### [WRITTEN PROBLEM]
Filter the data for lines with the word "image", then copy every line so identified.

### [SOURCE DATA]
---
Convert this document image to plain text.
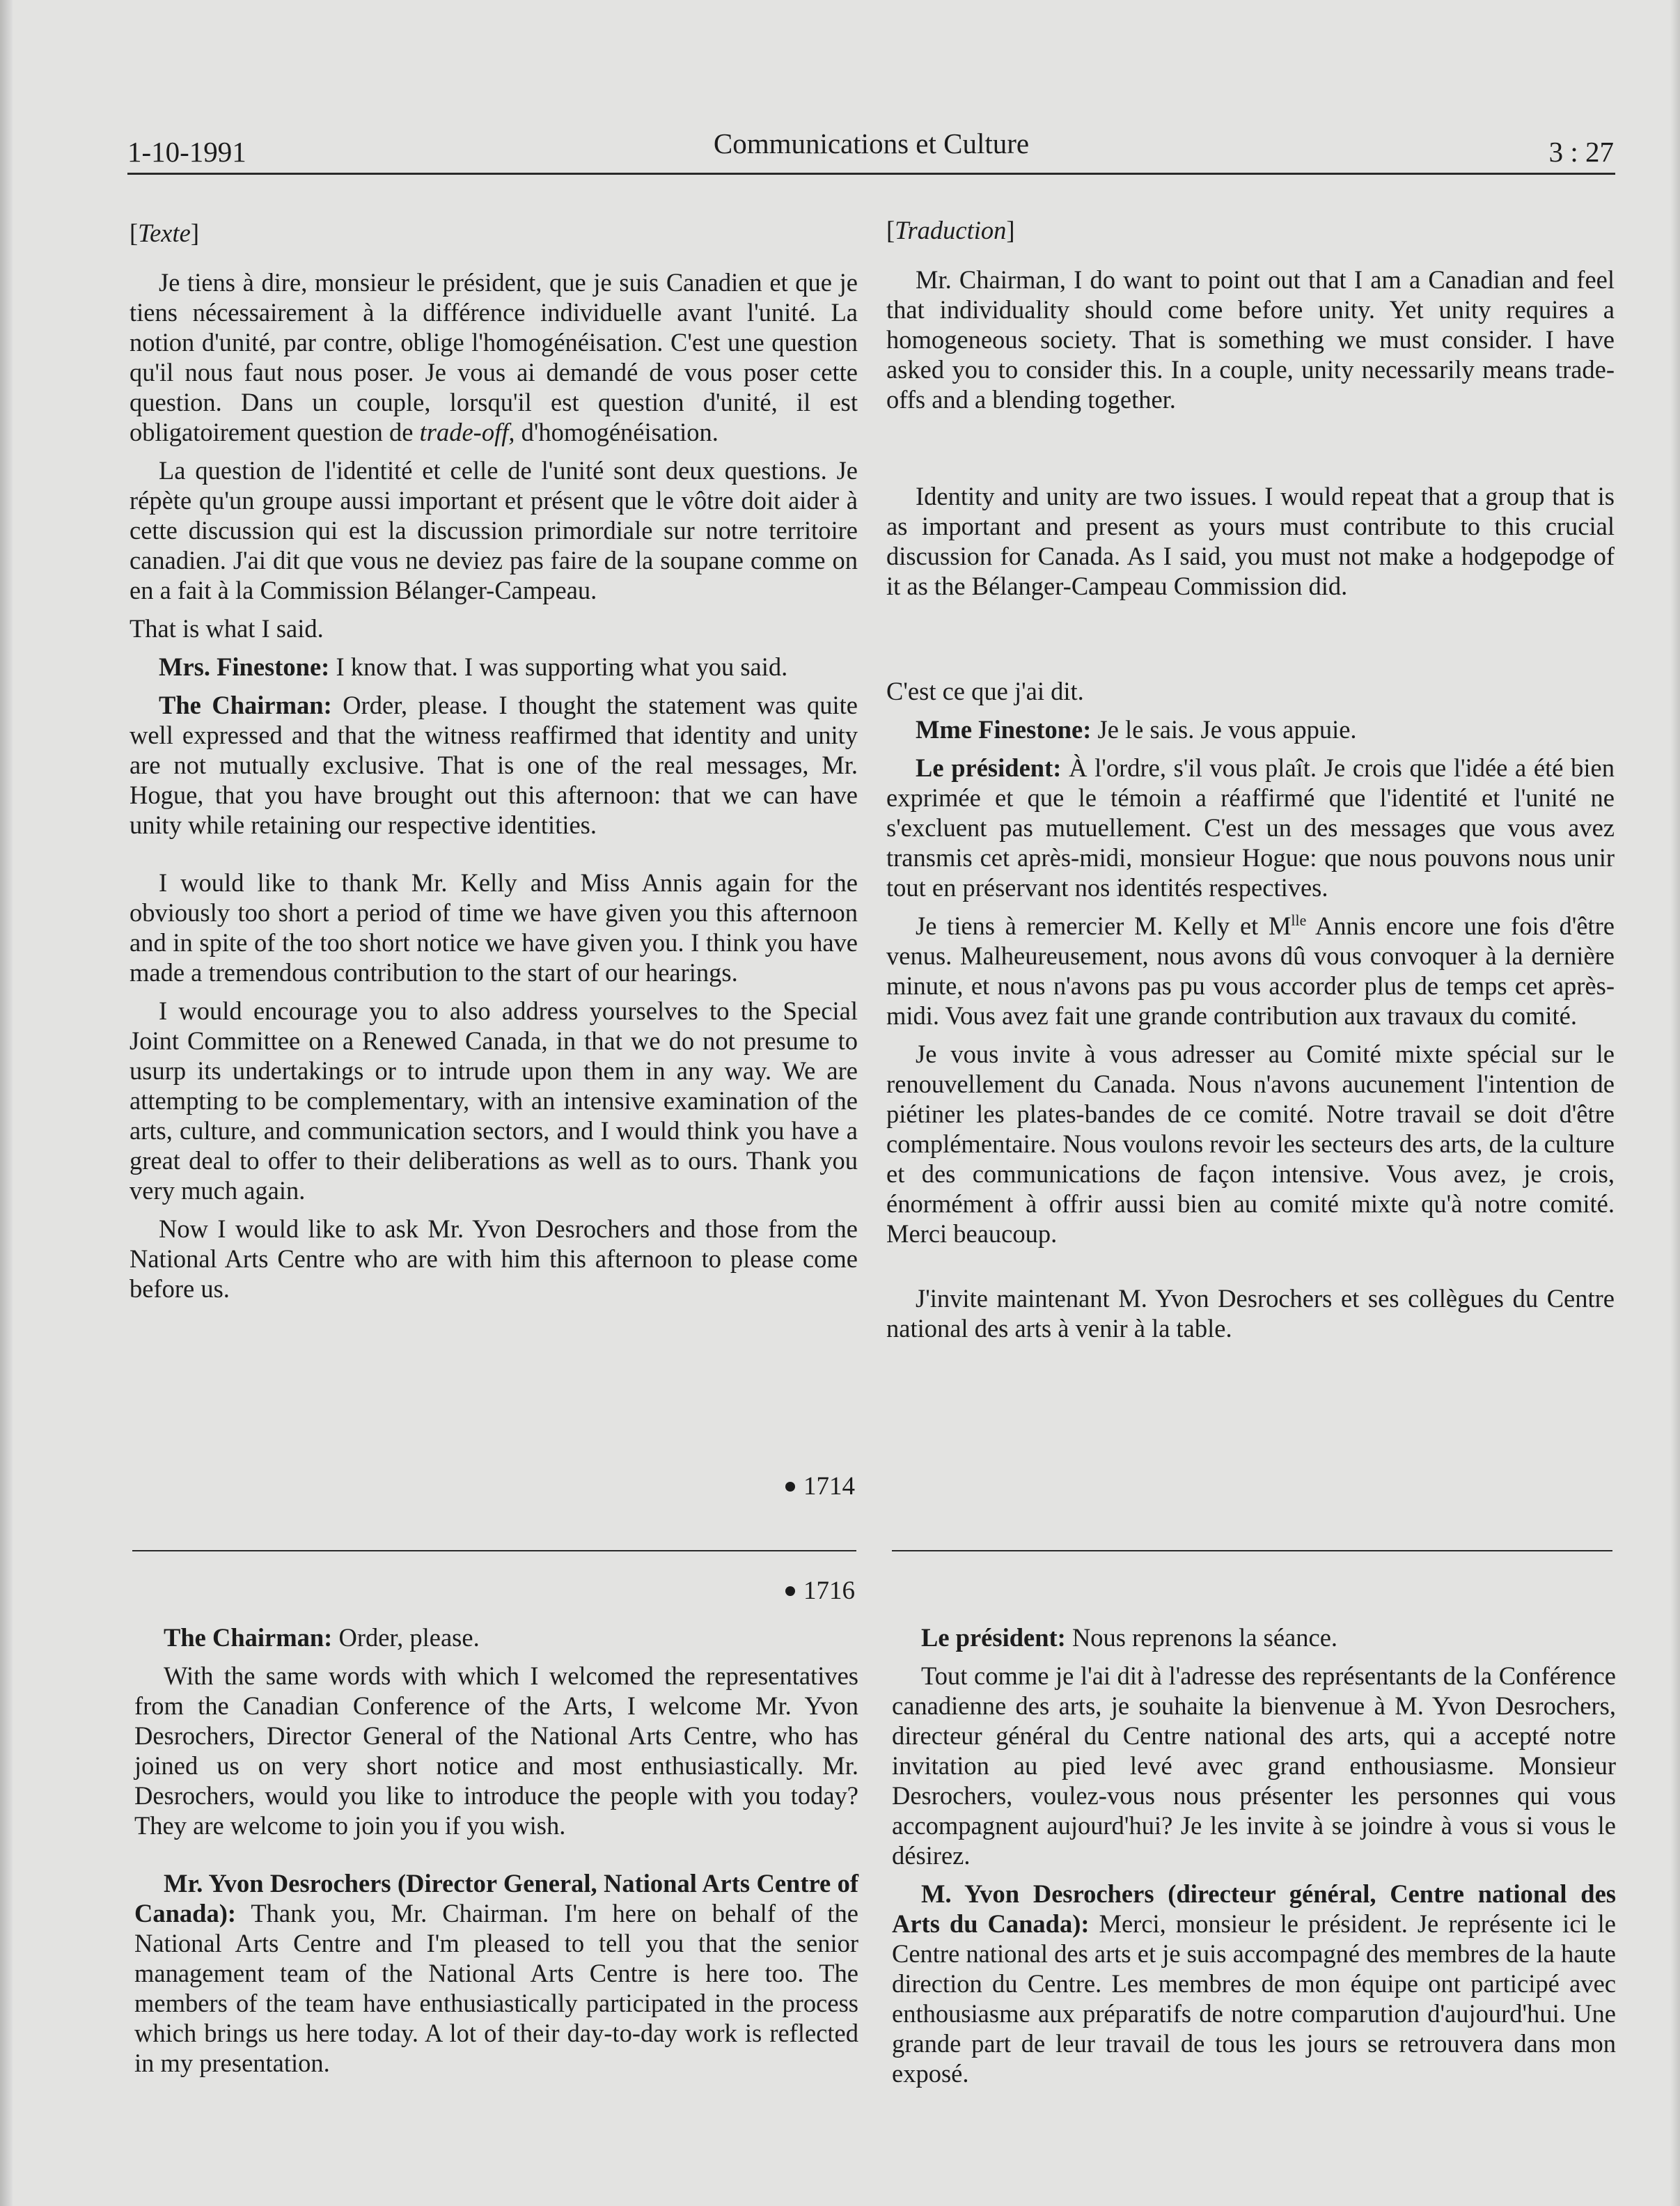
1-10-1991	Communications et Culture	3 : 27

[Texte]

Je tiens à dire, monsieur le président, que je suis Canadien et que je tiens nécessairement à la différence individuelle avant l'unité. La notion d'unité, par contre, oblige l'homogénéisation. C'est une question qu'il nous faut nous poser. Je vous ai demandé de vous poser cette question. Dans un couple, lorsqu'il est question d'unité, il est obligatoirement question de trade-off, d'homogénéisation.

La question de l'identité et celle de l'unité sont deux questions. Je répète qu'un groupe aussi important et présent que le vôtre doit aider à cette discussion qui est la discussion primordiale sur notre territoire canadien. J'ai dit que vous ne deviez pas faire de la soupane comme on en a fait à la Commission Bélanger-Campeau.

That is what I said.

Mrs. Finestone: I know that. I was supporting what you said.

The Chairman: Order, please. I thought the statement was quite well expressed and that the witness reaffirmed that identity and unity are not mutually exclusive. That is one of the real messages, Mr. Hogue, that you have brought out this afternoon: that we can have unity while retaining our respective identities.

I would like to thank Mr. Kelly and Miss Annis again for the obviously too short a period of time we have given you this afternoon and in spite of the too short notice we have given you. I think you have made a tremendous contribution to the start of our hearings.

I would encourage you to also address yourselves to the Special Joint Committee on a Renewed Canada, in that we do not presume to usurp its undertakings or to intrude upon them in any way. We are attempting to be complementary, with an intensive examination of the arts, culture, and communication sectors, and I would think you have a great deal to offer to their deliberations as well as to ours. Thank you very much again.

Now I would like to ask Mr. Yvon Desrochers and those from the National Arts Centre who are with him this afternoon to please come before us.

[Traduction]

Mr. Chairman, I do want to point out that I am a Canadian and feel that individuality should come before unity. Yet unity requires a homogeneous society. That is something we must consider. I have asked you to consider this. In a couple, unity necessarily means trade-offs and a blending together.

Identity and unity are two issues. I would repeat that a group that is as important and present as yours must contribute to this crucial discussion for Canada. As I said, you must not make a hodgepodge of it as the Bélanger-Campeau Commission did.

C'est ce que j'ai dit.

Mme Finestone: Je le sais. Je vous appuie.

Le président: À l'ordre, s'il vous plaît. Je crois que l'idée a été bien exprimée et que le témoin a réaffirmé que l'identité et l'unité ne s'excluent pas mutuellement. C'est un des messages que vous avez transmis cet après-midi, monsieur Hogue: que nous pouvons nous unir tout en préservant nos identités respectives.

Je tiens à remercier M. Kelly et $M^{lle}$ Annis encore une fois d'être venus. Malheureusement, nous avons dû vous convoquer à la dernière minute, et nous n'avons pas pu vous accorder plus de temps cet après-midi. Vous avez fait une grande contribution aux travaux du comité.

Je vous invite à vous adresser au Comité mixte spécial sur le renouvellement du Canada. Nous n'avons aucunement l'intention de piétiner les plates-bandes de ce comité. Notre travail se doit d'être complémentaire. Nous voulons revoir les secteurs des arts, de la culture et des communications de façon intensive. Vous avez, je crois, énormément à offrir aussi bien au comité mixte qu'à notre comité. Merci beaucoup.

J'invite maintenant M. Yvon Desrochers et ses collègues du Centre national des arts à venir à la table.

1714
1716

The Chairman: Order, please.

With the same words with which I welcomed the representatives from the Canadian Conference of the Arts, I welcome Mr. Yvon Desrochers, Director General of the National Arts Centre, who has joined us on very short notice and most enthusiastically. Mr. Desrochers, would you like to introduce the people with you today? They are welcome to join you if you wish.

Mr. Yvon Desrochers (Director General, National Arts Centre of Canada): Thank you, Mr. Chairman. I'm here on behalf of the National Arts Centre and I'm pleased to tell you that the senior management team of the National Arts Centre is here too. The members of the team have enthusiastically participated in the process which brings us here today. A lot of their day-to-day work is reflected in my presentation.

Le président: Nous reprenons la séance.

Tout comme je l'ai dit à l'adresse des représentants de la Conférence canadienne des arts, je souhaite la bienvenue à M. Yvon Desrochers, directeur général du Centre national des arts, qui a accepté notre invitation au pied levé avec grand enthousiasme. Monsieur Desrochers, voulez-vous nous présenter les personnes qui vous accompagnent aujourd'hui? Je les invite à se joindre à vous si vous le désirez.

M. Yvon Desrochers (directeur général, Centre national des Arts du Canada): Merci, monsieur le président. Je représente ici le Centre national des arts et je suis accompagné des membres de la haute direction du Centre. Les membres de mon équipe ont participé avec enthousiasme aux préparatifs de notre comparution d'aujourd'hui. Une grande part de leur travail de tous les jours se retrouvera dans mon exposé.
---
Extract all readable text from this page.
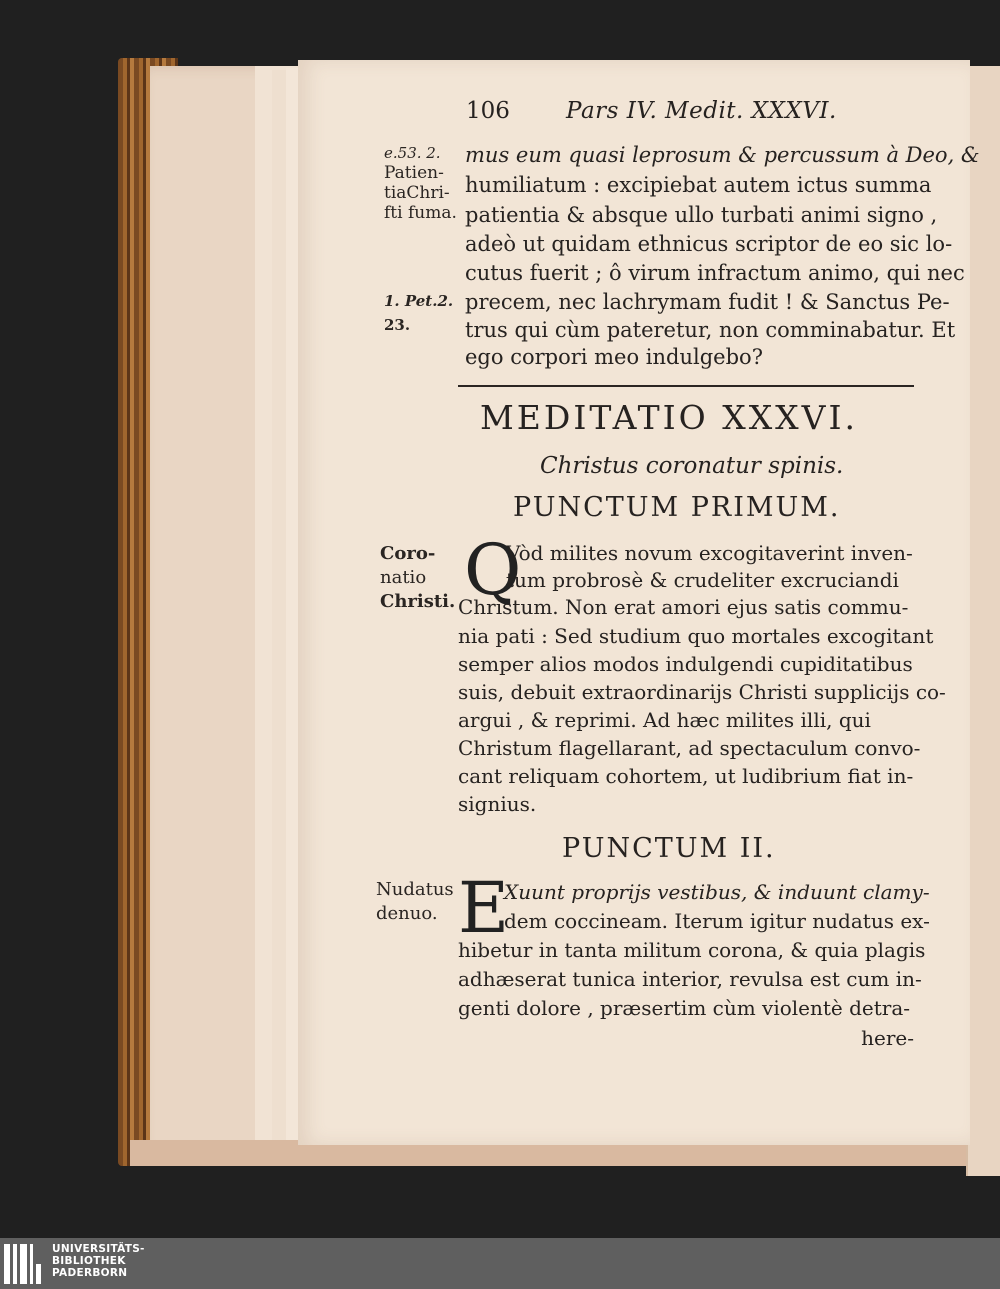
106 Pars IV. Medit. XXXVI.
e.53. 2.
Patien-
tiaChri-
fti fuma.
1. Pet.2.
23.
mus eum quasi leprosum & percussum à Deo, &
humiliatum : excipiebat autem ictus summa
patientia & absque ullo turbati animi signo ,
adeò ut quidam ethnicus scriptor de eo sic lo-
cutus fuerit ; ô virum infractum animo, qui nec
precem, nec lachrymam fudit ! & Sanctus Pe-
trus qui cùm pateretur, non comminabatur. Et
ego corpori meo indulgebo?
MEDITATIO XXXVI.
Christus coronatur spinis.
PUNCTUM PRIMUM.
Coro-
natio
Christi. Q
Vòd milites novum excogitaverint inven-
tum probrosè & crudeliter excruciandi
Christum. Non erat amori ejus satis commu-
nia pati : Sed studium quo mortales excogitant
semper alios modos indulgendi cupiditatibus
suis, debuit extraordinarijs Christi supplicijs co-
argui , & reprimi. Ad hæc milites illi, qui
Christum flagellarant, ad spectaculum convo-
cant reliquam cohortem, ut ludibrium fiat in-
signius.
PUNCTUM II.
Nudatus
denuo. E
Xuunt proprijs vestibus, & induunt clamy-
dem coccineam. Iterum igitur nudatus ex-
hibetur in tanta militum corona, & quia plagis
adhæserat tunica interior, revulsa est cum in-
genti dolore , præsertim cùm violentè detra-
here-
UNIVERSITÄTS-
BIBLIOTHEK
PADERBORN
---
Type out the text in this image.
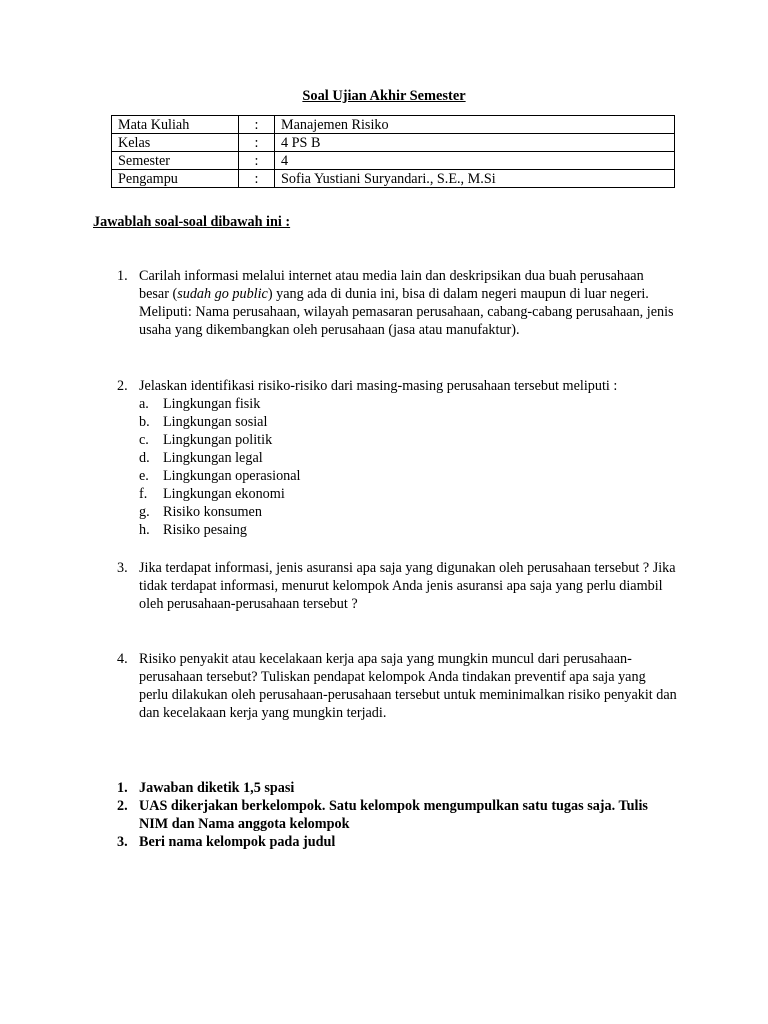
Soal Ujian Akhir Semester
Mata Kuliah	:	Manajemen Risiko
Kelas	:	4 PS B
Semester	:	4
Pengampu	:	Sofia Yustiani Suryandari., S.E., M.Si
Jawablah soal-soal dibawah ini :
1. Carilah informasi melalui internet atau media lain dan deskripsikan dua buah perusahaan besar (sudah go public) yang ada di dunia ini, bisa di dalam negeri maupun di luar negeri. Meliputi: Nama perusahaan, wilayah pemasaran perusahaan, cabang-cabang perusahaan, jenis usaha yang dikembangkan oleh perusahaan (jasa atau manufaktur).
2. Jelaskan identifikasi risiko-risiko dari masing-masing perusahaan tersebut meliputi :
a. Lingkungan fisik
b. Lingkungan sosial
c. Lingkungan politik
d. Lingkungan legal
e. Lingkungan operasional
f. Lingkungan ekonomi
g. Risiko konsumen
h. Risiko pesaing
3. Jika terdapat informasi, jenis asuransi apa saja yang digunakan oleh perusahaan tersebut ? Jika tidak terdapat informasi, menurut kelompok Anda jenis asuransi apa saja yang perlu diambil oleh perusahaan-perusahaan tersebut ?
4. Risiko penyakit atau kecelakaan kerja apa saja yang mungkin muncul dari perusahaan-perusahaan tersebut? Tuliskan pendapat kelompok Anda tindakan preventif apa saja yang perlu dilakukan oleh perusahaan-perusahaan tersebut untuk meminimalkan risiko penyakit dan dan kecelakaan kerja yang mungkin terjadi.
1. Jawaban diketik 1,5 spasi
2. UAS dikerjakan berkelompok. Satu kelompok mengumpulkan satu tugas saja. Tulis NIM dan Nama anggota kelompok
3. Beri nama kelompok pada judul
---
### [COMPLETED EXERCISE]
Convert this document image to plain text.
Type out the text in this image.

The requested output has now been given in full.